--- BEGIN GIVEN RECORDS ---

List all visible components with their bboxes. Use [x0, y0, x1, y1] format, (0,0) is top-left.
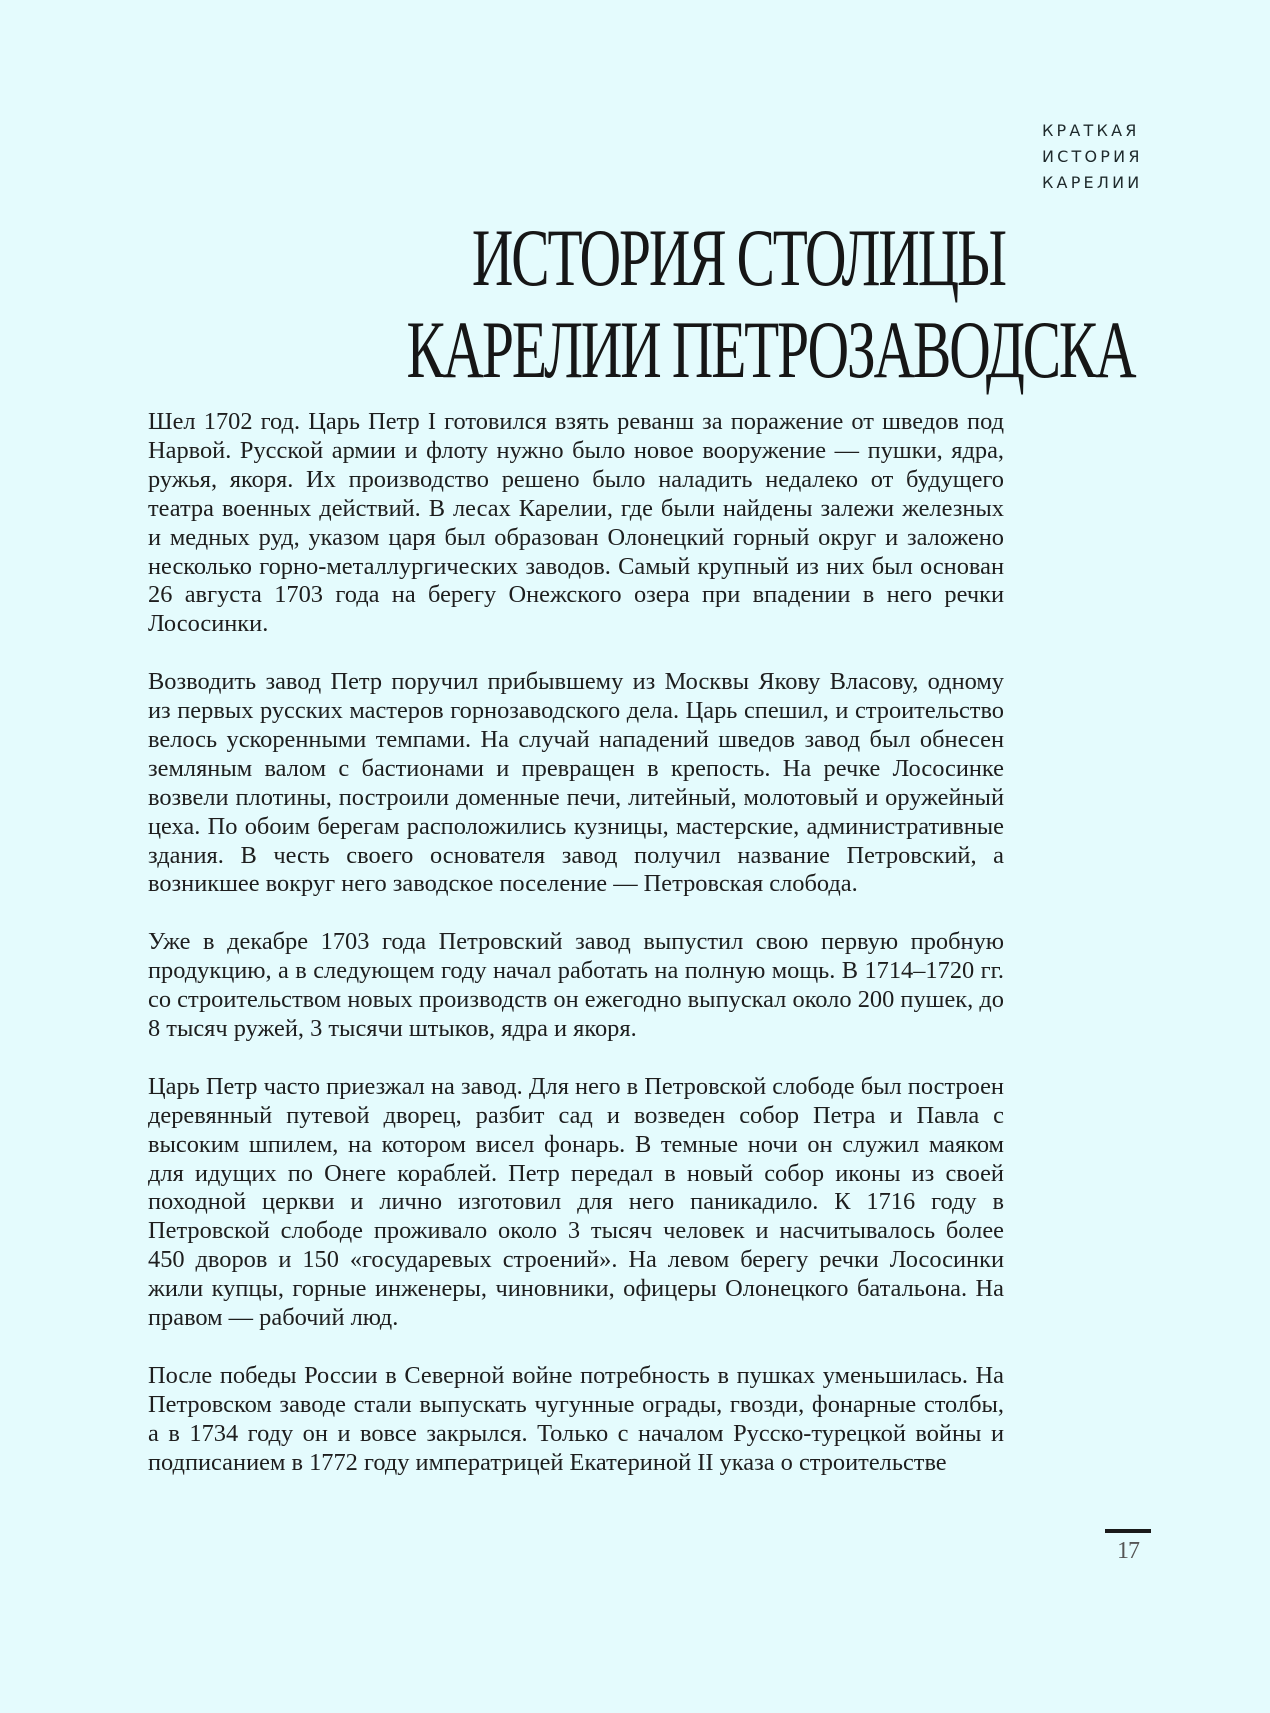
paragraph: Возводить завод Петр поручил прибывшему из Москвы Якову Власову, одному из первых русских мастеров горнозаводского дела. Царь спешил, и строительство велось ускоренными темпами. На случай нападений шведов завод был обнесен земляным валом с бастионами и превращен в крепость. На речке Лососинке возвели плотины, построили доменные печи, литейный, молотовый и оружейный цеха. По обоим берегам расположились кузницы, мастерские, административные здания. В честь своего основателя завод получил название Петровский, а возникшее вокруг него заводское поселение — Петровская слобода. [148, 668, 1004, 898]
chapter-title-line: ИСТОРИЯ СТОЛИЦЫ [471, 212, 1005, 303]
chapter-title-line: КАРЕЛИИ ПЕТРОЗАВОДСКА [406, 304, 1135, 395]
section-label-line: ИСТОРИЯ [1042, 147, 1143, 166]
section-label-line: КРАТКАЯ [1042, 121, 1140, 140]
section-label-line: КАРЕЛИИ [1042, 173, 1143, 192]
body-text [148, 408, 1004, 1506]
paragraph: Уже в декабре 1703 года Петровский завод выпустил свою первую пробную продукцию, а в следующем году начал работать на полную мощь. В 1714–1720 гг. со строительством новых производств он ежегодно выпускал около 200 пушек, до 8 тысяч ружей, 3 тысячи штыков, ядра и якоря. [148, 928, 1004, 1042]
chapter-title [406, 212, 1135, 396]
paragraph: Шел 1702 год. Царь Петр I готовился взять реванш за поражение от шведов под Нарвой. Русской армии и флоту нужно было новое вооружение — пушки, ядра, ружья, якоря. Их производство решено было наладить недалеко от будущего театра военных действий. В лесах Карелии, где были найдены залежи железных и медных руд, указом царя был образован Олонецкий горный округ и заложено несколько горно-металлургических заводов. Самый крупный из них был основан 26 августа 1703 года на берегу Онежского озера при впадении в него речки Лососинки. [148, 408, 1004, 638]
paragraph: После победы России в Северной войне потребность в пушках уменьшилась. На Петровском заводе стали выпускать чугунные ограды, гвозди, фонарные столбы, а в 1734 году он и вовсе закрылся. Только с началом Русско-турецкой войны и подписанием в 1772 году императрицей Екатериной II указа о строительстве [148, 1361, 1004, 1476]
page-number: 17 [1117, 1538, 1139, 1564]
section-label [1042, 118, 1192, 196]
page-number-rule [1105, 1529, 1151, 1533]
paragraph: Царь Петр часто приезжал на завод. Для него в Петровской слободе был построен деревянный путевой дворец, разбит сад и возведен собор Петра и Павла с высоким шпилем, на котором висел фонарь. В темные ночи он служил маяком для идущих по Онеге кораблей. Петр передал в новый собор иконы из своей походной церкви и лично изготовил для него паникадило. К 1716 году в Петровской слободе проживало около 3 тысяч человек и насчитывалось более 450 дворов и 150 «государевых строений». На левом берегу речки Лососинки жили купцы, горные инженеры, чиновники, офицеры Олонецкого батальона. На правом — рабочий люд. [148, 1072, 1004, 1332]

--- END GIVEN RECORDS ---

Swap "paragraph" for "text-block" everywhere it occurs in the lines above, and reproduce all the lines with nothing else changed. Leave the pictures out of your answer.

ANSWER TO THIS EXERCISE:
List all visible components with their bboxes. Use [x0, y0, x1, y1] format, (0,0) is top-left.
text-block: Возводить завод Петр поручил прибывшему из Москвы Якову Власову, одному из первых русских мастеров горнозаводского дела. Царь спешил, и строительство велось ускоренными темпами. На случай нападений шведов завод был обнесен земляным валом с бастионами и превращен в крепость. На речке Лососинке возвели плотины, построили доменные печи, литейный, молотовый и оружейный цеха. По обоим берегам расположились кузницы, мастерские, административные здания. В честь своего основателя завод получил название Петровский, а возникшее вокруг него заводское поселение — Петровская слобода. [148, 668, 1004, 898]
chapter-title-line: ИСТОРИЯ СТОЛИЦЫ [471, 212, 1005, 303]
chapter-title-line: КАРЕЛИИ ПЕТРОЗАВОДСКА [406, 304, 1135, 395]
section-label-line: ИСТОРИЯ [1042, 147, 1143, 166]
section-label-line: КРАТКАЯ [1042, 121, 1140, 140]
section-label-line: КАРЕЛИИ [1042, 173, 1143, 192]
body-text [148, 408, 1004, 1506]
text-block: Уже в декабре 1703 года Петровский завод выпустил свою первую пробную продукцию, а в следующем году начал работать на полную мощь. В 1714–1720 гг. со строительством новых производств он ежегодно выпускал около 200 пушек, до 8 тысяч ружей, 3 тысячи штыков, ядра и якоря. [148, 928, 1004, 1042]
chapter-title [406, 212, 1135, 396]
text-block: Шел 1702 год. Царь Петр I готовился взять реванш за поражение от шведов под Нарвой. Русской армии и флоту нужно было новое вооружение — пушки, ядра, ружья, якоря. Их производство решено было наладить недалеко от будущего театра военных действий. В лесах Карелии, где были найдены залежи железных и медных руд, указом царя был образован Олонецкий горный округ и заложено несколько горно-металлургических заводов. Самый крупный из них был основан 26 августа 1703 года на берегу Онежского озера при впадении в него речки Лососинки. [148, 408, 1004, 638]
text-block: После победы России в Северной войне потребность в пушках уменьшилась. На Петровском заводе стали выпускать чугунные ограды, гвозди, фонарные столбы, а в 1734 году он и вовсе закрылся. Только с началом Русско-турецкой войны и подписанием в 1772 году императрицей Екатериной II указа о строительстве [148, 1361, 1004, 1476]
page-number: 17 [1117, 1538, 1139, 1564]
section-label [1042, 118, 1192, 196]
page-number-rule [1105, 1529, 1151, 1533]
text-block: Царь Петр часто приезжал на завод. Для него в Петровской слободе был построен деревянный путевой дворец, разбит сад и возведен собор Петра и Павла с высоким шпилем, на котором висел фонарь. В темные ночи он служил маяком для идущих по Онеге кораблей. Петр передал в новый собор иконы из своей походной церкви и лично изготовил для него паникадило. К 1716 году в Петровской слободе проживало около 3 тысяч человек и насчитывалось более 450 дворов и 150 «государевых строений». На левом берегу речки Лососинки жили купцы, горные инженеры, чиновники, офицеры Олонецкого батальона. На правом — рабочий люд. [148, 1072, 1004, 1332]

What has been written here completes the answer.